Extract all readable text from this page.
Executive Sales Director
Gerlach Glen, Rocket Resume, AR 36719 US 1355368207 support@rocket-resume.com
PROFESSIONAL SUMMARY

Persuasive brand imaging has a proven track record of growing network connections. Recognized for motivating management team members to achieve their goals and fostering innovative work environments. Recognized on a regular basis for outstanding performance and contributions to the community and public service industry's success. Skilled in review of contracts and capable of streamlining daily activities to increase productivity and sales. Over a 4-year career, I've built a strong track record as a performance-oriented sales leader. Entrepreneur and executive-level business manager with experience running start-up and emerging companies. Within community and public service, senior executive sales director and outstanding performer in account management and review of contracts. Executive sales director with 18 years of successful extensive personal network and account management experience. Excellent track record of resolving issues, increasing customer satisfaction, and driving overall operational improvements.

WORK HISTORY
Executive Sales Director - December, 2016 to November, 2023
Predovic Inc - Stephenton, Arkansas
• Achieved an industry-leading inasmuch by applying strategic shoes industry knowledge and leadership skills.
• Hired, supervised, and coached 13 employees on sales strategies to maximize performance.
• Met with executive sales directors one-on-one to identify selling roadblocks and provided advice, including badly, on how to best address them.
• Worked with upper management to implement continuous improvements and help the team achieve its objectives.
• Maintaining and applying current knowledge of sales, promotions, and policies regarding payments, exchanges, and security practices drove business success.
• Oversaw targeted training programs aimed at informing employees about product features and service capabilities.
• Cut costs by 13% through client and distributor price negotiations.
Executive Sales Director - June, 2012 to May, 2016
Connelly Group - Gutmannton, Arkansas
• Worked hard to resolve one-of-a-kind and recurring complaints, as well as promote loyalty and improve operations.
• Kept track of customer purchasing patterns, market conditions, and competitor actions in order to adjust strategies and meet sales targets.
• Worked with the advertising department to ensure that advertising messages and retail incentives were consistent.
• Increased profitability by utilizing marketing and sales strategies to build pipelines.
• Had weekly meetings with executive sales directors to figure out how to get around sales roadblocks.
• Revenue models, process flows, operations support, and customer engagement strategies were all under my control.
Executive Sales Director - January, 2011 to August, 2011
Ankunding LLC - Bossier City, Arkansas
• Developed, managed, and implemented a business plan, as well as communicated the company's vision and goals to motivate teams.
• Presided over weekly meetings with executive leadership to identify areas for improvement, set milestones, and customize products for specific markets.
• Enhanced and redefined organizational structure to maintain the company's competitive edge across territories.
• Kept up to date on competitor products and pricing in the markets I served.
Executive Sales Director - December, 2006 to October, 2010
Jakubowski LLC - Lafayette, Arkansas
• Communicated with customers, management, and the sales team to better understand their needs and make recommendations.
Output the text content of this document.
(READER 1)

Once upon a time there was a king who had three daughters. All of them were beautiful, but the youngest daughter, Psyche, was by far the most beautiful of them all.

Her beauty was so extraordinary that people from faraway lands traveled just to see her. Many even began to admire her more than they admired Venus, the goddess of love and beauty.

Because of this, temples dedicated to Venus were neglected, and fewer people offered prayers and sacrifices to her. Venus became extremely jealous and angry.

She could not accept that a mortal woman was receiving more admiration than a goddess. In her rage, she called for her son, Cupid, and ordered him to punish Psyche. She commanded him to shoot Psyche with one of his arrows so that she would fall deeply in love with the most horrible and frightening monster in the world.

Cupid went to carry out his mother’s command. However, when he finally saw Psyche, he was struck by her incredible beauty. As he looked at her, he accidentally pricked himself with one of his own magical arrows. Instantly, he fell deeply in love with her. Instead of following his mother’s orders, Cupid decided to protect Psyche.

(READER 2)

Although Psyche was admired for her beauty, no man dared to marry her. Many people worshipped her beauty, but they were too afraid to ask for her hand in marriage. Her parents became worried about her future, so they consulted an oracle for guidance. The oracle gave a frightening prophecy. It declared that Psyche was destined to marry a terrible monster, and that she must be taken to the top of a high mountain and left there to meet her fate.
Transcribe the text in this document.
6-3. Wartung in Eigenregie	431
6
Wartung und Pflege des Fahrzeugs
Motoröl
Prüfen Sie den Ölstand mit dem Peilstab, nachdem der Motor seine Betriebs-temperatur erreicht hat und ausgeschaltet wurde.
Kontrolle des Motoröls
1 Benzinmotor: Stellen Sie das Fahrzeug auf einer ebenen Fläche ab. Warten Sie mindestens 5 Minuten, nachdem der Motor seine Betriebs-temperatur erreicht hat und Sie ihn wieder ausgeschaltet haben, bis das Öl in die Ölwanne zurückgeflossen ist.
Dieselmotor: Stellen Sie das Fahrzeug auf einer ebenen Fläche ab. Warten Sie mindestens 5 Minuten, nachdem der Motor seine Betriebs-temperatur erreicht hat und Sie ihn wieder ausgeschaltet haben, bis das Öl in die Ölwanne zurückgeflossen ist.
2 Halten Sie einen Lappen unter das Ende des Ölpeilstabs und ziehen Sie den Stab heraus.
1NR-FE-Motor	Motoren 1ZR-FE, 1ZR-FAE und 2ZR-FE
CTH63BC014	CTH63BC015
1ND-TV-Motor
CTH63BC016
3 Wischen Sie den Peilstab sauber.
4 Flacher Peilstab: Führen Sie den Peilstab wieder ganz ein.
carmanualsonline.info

★ ★ ★

▶ What is required:
Copy all lines above containing the string "competitor".

▶ Response:
• Kept track of customer purchasing patterns, market conditions, and competitor actions in order to adjust strategies and meet sales targets.
• Kept up to date on competitor products and pricing in the markets I served.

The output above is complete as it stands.